§ **Supplied data**
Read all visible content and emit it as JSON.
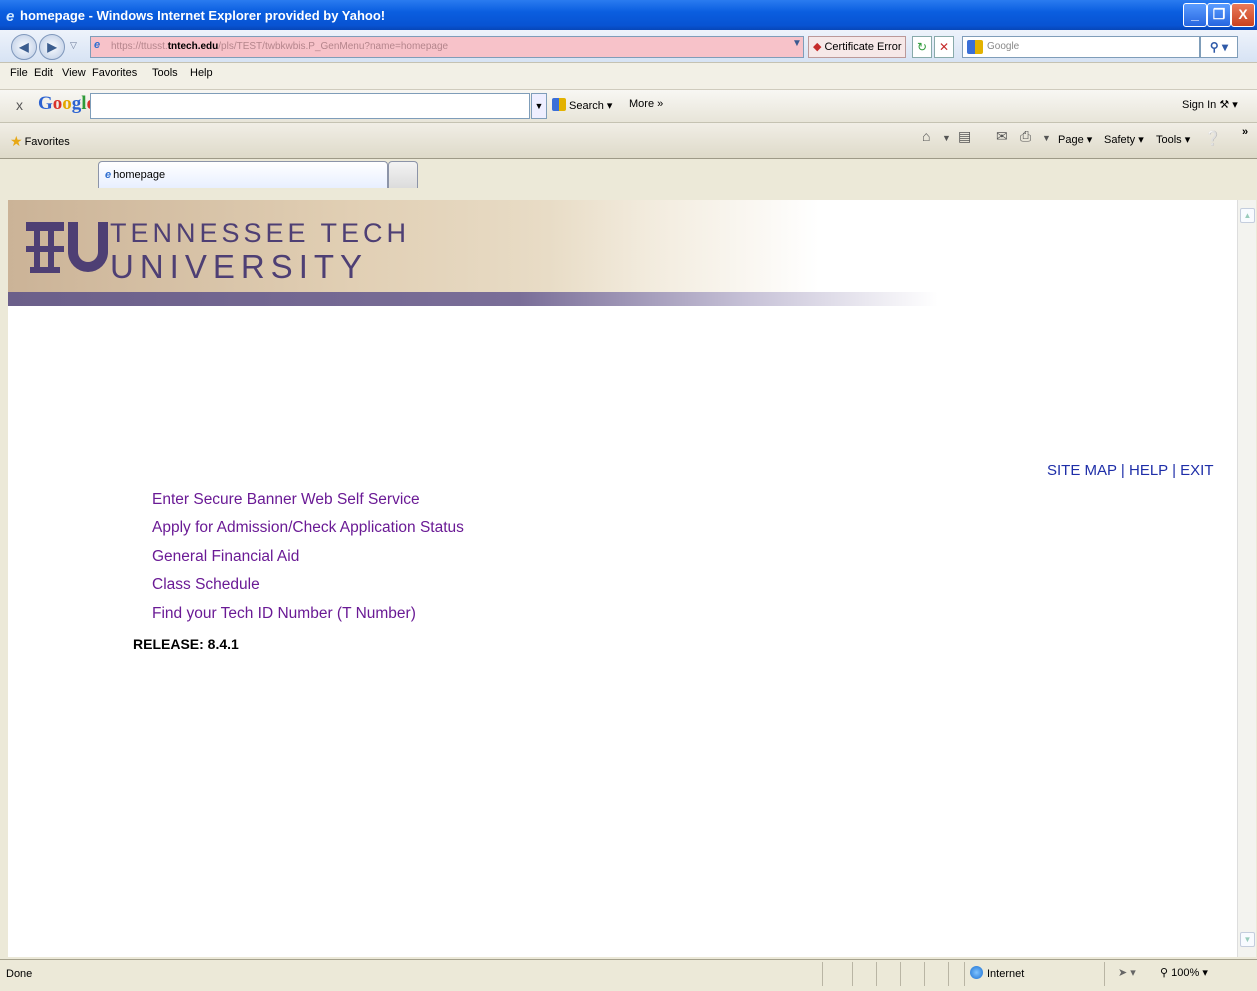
{
  "window": {
    "title": "homepage - Windows Internet Explorer provided by Yahoo!",
    "minimize_glyph": "_",
    "maximize_glyph": "❐",
    "close_glyph": "X"
  },
  "address_bar": {
    "url_prefix": "https://ttusst.",
    "url_host": "tntech.edu",
    "url_suffix": "/pls/TEST/twbkwbis.P_GenMenu?name=homepage",
    "certificate_error": "Certificate Error",
    "search_placeholder": "Google",
    "colors": {
      "error_bg": "#f7c2c9"
    }
  },
  "menu_bar": {
    "items": [
      "File",
      "Edit",
      "View",
      "Favorites",
      "Tools",
      "Help"
    ]
  },
  "google_toolbar": {
    "close": "x",
    "logo": "Google",
    "search_label": "Search",
    "more_label": "More »",
    "sign_in_label": "Sign In"
  },
  "favorites_bar": {
    "favorites_label": "Favorites",
    "tab_label": "homepage",
    "commands": {
      "page": "Page",
      "safety": "Safety",
      "tools": "Tools"
    }
  },
  "banner": {
    "line1": "TENNESSEE TECH",
    "line2": "UNIVERSITY",
    "colors": {
      "brand_purple": "#4e3f74"
    }
  },
  "top_nav": {
    "site_map": "SITE MAP",
    "help": "HELP",
    "exit": "EXIT",
    "separator": "|"
  },
  "main_menu": {
    "links": [
      "Enter Secure Banner Web Self Service",
      "Apply for Admission/Check Application Status",
      "General Financial Aid",
      "Class Schedule",
      "Find your Tech ID Number (T Number)"
    ],
    "colors": {
      "visited_link": "#6a1a95",
      "link": "#1e2ea8"
    }
  },
  "release": "RELEASE: 8.4.1",
  "status_bar": {
    "status": "Done",
    "zone": "Internet",
    "zoom": "100%"
  }
}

§ **Description of the task**
All the material shown above is to be copied exactly, with no pictures carried over.

§ **Complete answer**
Read all visible content and emit it as JSON.
{
  "window": {
    "title": "homepage - Windows Internet Explorer provided by Yahoo!",
    "minimize_glyph": "_",
    "maximize_glyph": "❐",
    "close_glyph": "X"
  },
  "address_bar": {
    "url_prefix": "https://ttusst.",
    "url_host": "tntech.edu",
    "url_suffix": "/pls/TEST/twbkwbis.P_GenMenu?name=homepage",
    "certificate_error": "Certificate Error",
    "search_placeholder": "Google",
    "colors": {
      "error_bg": "#f7c2c9"
    }
  },
  "menu_bar": {
    "items": [
      "File",
      "Edit",
      "View",
      "Favorites",
      "Tools",
      "Help"
    ]
  },
  "google_toolbar": {
    "close": "x",
    "logo": "Google",
    "search_label": "Search",
    "more_label": "More »",
    "sign_in_label": "Sign In"
  },
  "favorites_bar": {
    "favorites_label": "Favorites",
    "tab_label": "homepage",
    "commands": {
      "page": "Page",
      "safety": "Safety",
      "tools": "Tools"
    }
  },
  "banner": {
    "line1": "TENNESSEE TECH",
    "line2": "UNIVERSITY",
    "colors": {
      "brand_purple": "#4e3f74"
    }
  },
  "top_nav": {
    "site_map": "SITE MAP",
    "help": "HELP",
    "exit": "EXIT",
    "separator": "|"
  },
  "main_menu": {
    "links": [
      "Enter Secure Banner Web Self Service",
      "Apply for Admission/Check Application Status",
      "General Financial Aid",
      "Class Schedule",
      "Find your Tech ID Number (T Number)"
    ],
    "colors": {
      "visited_link": "#6a1a95",
      "link": "#1e2ea8"
    }
  },
  "release": "RELEASE: 8.4.1",
  "status_bar": {
    "status": "Done",
    "zone": "Internet",
    "zoom": "100%"
  }
}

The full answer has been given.